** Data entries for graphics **
↓↓↓
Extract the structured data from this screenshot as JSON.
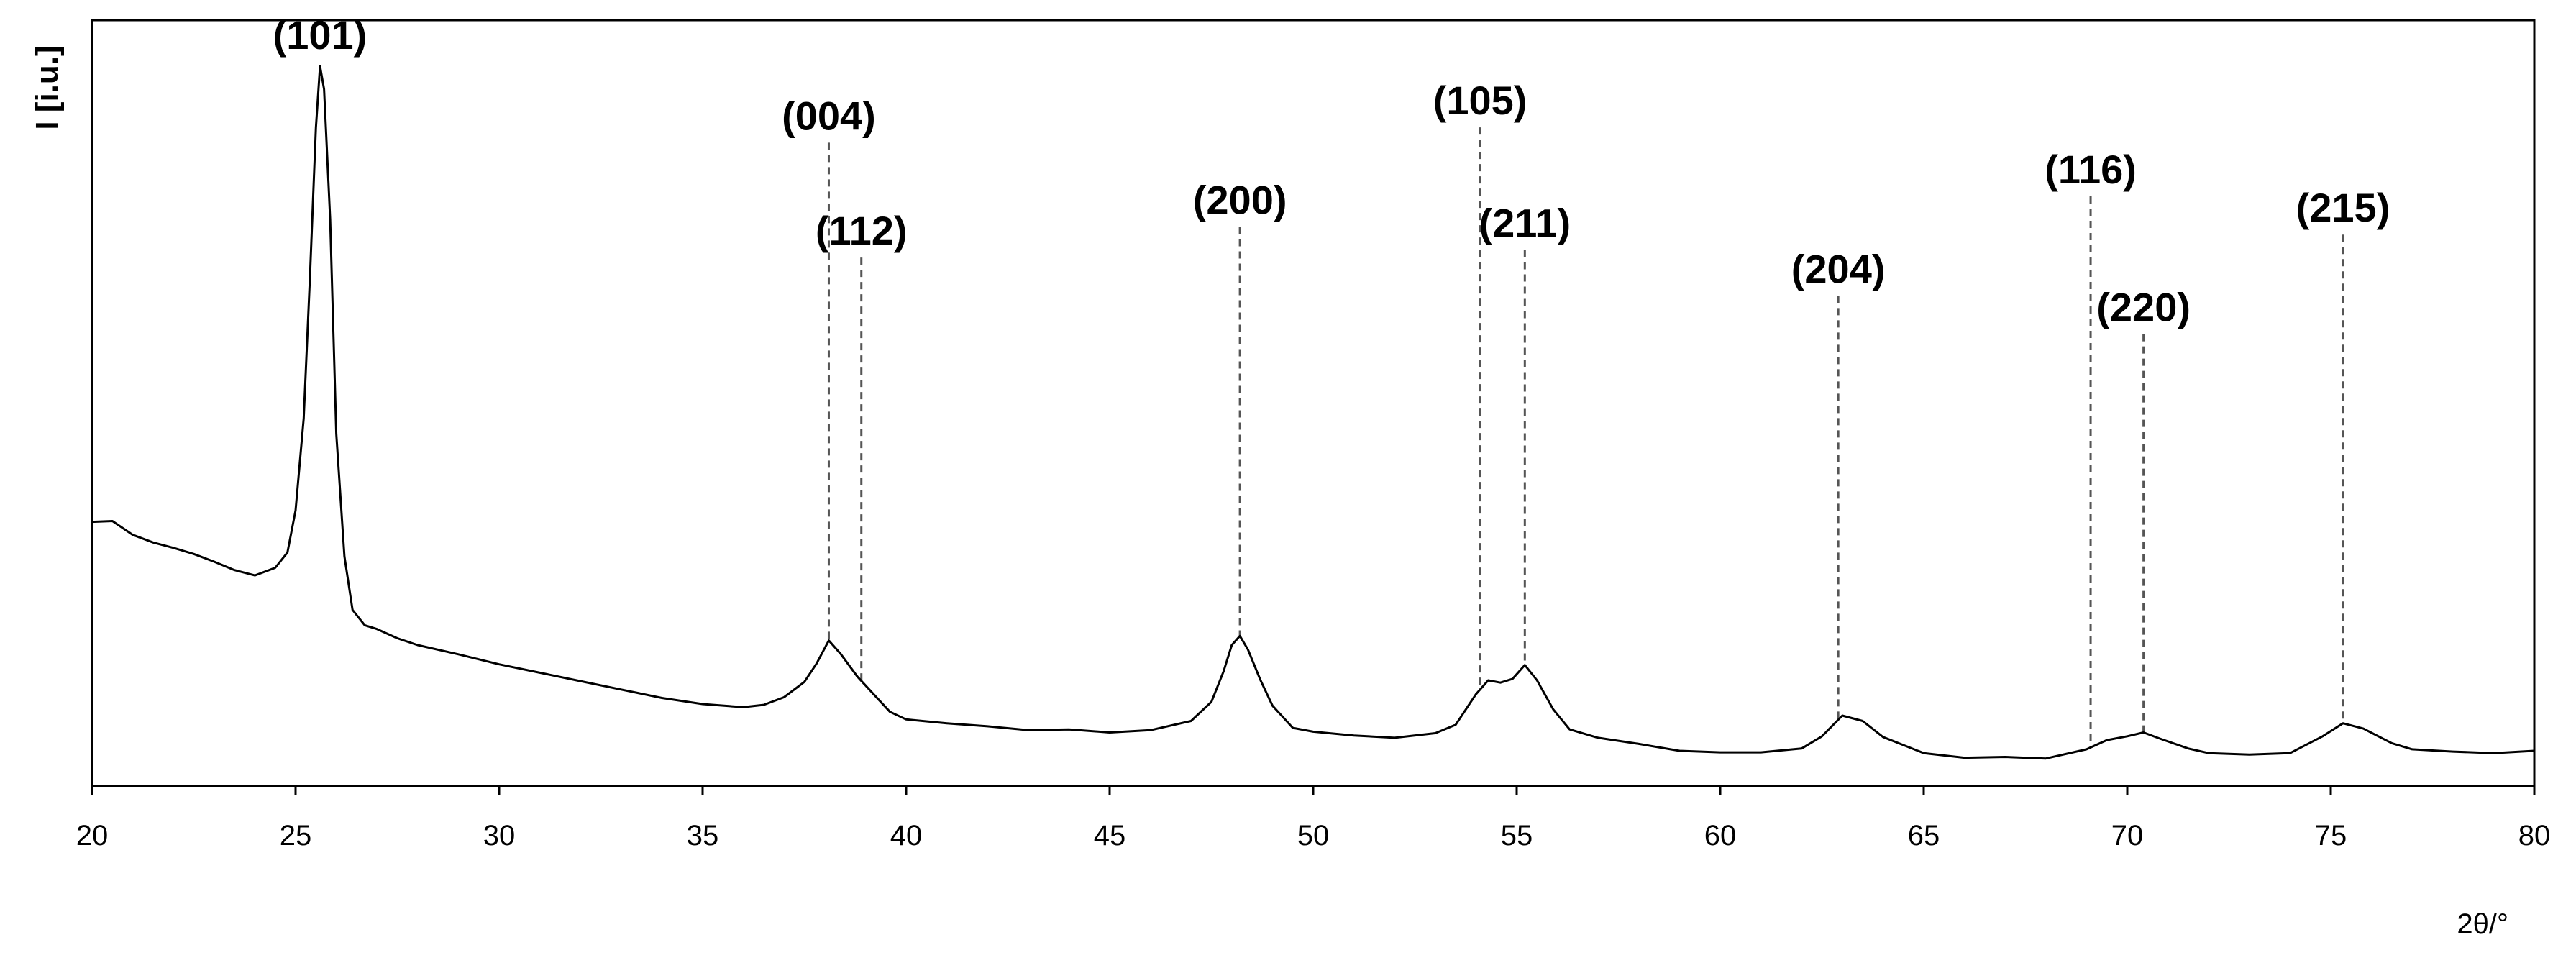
{
  "chart_data": {
    "type": "line",
    "title": "",
    "xlabel": "2θ/°",
    "ylabel": "I [i.u.]",
    "xlim": [
      20,
      80
    ],
    "ylim": [
      0,
      100
    ],
    "xticks": [
      20,
      25,
      30,
      35,
      40,
      45,
      50,
      55,
      60,
      65,
      70,
      75,
      80
    ],
    "x_tick_labels": [
      "20",
      "25",
      "30",
      "35",
      "40",
      "45",
      "50",
      "55",
      "60",
      "65",
      "70",
      "75",
      "80"
    ],
    "grid": false,
    "legend": "none",
    "line_color": "#000000",
    "marker_color": "#555555",
    "series": [
      {
        "x": [
          20,
          20.5,
          21,
          21.5,
          22,
          22.5,
          23,
          23.5,
          24,
          24.5,
          24.8,
          25.0,
          25.2,
          25.35,
          25.5,
          25.6,
          25.7,
          25.85,
          26.0,
          26.2,
          26.4,
          26.7,
          27,
          27.5,
          28,
          29,
          30,
          31,
          32,
          33,
          34,
          35,
          36,
          36.5,
          37,
          37.5,
          37.8,
          38.1,
          38.4,
          38.8,
          39.2,
          39.6,
          40,
          41,
          42,
          43,
          44,
          45,
          46,
          47,
          47.5,
          47.8,
          48.0,
          48.2,
          48.4,
          48.7,
          49,
          49.5,
          50,
          51,
          52,
          53,
          53.5,
          54.0,
          54.3,
          54.6,
          54.9,
          55.2,
          55.5,
          55.9,
          56.3,
          57,
          58,
          59,
          60,
          61,
          62,
          62.5,
          63,
          63.5,
          64,
          65,
          66,
          67,
          68,
          69,
          69.5,
          70,
          70.4,
          70.8,
          71.5,
          72,
          73,
          74,
          74.8,
          75.3,
          75.8,
          76.5,
          77,
          78,
          79,
          80
        ],
        "y": [
          34.5,
          34.6,
          32.8,
          31.8,
          31.1,
          30.3,
          29.3,
          28.2,
          27.5,
          28.5,
          30.5,
          36,
          48,
          66,
          86,
          94,
          91,
          74,
          46,
          30,
          23,
          21,
          20.5,
          19.3,
          18.4,
          17.2,
          15.9,
          14.8,
          13.7,
          12.6,
          11.5,
          10.7,
          10.3,
          10.6,
          11.6,
          13.6,
          16.0,
          19.0,
          17.2,
          14.3,
          12.0,
          9.7,
          8.7,
          8.2,
          7.8,
          7.3,
          7.4,
          7.0,
          7.3,
          8.5,
          11.0,
          15.0,
          18.4,
          19.6,
          17.8,
          13.9,
          10.5,
          7.6,
          7.1,
          6.6,
          6.3,
          6.9,
          8.0,
          12.0,
          13.8,
          13.5,
          14.0,
          15.8,
          13.8,
          10.0,
          7.4,
          6.3,
          5.5,
          4.6,
          4.4,
          4.4,
          4.9,
          6.5,
          9.2,
          8.5,
          6.4,
          4.3,
          3.7,
          3.8,
          3.6,
          4.8,
          6.0,
          6.5,
          7.0,
          6.2,
          4.9,
          4.3,
          4.1,
          4.3,
          6.5,
          8.2,
          7.5,
          5.6,
          4.8,
          4.5,
          4.3,
          4.6
        ]
      }
    ],
    "annotations": [
      {
        "label": "(101)",
        "x": 25.6,
        "y_top": null
      },
      {
        "label": "(004)",
        "x": 38.1,
        "y_top": 84
      },
      {
        "label": "(112)",
        "x": 38.9,
        "y_top": 69
      },
      {
        "label": "(200)",
        "x": 48.2,
        "y_top": 73
      },
      {
        "label": "(105)",
        "x": 54.1,
        "y_top": 86
      },
      {
        "label": "(211)",
        "x": 55.2,
        "y_top": 70
      },
      {
        "label": "(204)",
        "x": 62.9,
        "y_top": 64
      },
      {
        "label": "(116)",
        "x": 69.1,
        "y_top": 77
      },
      {
        "label": "(220)",
        "x": 70.4,
        "y_top": 59
      },
      {
        "label": "(215)",
        "x": 75.3,
        "y_top": 72
      }
    ]
  }
}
↑↑↑
Pictures in the records must not appear in the copy; transcribe everything else precisely.

Extract the structured data from this screenshot as JSON.
{
  "chart_data": {
    "type": "line",
    "title": "",
    "xlabel": "2θ/°",
    "ylabel": "I [i.u.]",
    "xlim": [
      20,
      80
    ],
    "ylim": [
      0,
      100
    ],
    "xticks": [
      20,
      25,
      30,
      35,
      40,
      45,
      50,
      55,
      60,
      65,
      70,
      75,
      80
    ],
    "x_tick_labels": [
      "20",
      "25",
      "30",
      "35",
      "40",
      "45",
      "50",
      "55",
      "60",
      "65",
      "70",
      "75",
      "80"
    ],
    "grid": false,
    "legend": "none",
    "line_color": "#000000",
    "marker_color": "#555555",
    "series": [
      {
        "x": [
          20,
          20.5,
          21,
          21.5,
          22,
          22.5,
          23,
          23.5,
          24,
          24.5,
          24.8,
          25.0,
          25.2,
          25.35,
          25.5,
          25.6,
          25.7,
          25.85,
          26.0,
          26.2,
          26.4,
          26.7,
          27,
          27.5,
          28,
          29,
          30,
          31,
          32,
          33,
          34,
          35,
          36,
          36.5,
          37,
          37.5,
          37.8,
          38.1,
          38.4,
          38.8,
          39.2,
          39.6,
          40,
          41,
          42,
          43,
          44,
          45,
          46,
          47,
          47.5,
          47.8,
          48.0,
          48.2,
          48.4,
          48.7,
          49,
          49.5,
          50,
          51,
          52,
          53,
          53.5,
          54.0,
          54.3,
          54.6,
          54.9,
          55.2,
          55.5,
          55.9,
          56.3,
          57,
          58,
          59,
          60,
          61,
          62,
          62.5,
          63,
          63.5,
          64,
          65,
          66,
          67,
          68,
          69,
          69.5,
          70,
          70.4,
          70.8,
          71.5,
          72,
          73,
          74,
          74.8,
          75.3,
          75.8,
          76.5,
          77,
          78,
          79,
          80
        ],
        "y": [
          34.5,
          34.6,
          32.8,
          31.8,
          31.1,
          30.3,
          29.3,
          28.2,
          27.5,
          28.5,
          30.5,
          36,
          48,
          66,
          86,
          94,
          91,
          74,
          46,
          30,
          23,
          21,
          20.5,
          19.3,
          18.4,
          17.2,
          15.9,
          14.8,
          13.7,
          12.6,
          11.5,
          10.7,
          10.3,
          10.6,
          11.6,
          13.6,
          16.0,
          19.0,
          17.2,
          14.3,
          12.0,
          9.7,
          8.7,
          8.2,
          7.8,
          7.3,
          7.4,
          7.0,
          7.3,
          8.5,
          11.0,
          15.0,
          18.4,
          19.6,
          17.8,
          13.9,
          10.5,
          7.6,
          7.1,
          6.6,
          6.3,
          6.9,
          8.0,
          12.0,
          13.8,
          13.5,
          14.0,
          15.8,
          13.8,
          10.0,
          7.4,
          6.3,
          5.5,
          4.6,
          4.4,
          4.4,
          4.9,
          6.5,
          9.2,
          8.5,
          6.4,
          4.3,
          3.7,
          3.8,
          3.6,
          4.8,
          6.0,
          6.5,
          7.0,
          6.2,
          4.9,
          4.3,
          4.1,
          4.3,
          6.5,
          8.2,
          7.5,
          5.6,
          4.8,
          4.5,
          4.3,
          4.6
        ]
      }
    ],
    "annotations": [
      {
        "label": "(101)",
        "x": 25.6,
        "y_top": null
      },
      {
        "label": "(004)",
        "x": 38.1,
        "y_top": 84
      },
      {
        "label": "(112)",
        "x": 38.9,
        "y_top": 69
      },
      {
        "label": "(200)",
        "x": 48.2,
        "y_top": 73
      },
      {
        "label": "(105)",
        "x": 54.1,
        "y_top": 86
      },
      {
        "label": "(211)",
        "x": 55.2,
        "y_top": 70
      },
      {
        "label": "(204)",
        "x": 62.9,
        "y_top": 64
      },
      {
        "label": "(116)",
        "x": 69.1,
        "y_top": 77
      },
      {
        "label": "(220)",
        "x": 70.4,
        "y_top": 59
      },
      {
        "label": "(215)",
        "x": 75.3,
        "y_top": 72
      }
    ]
  }
}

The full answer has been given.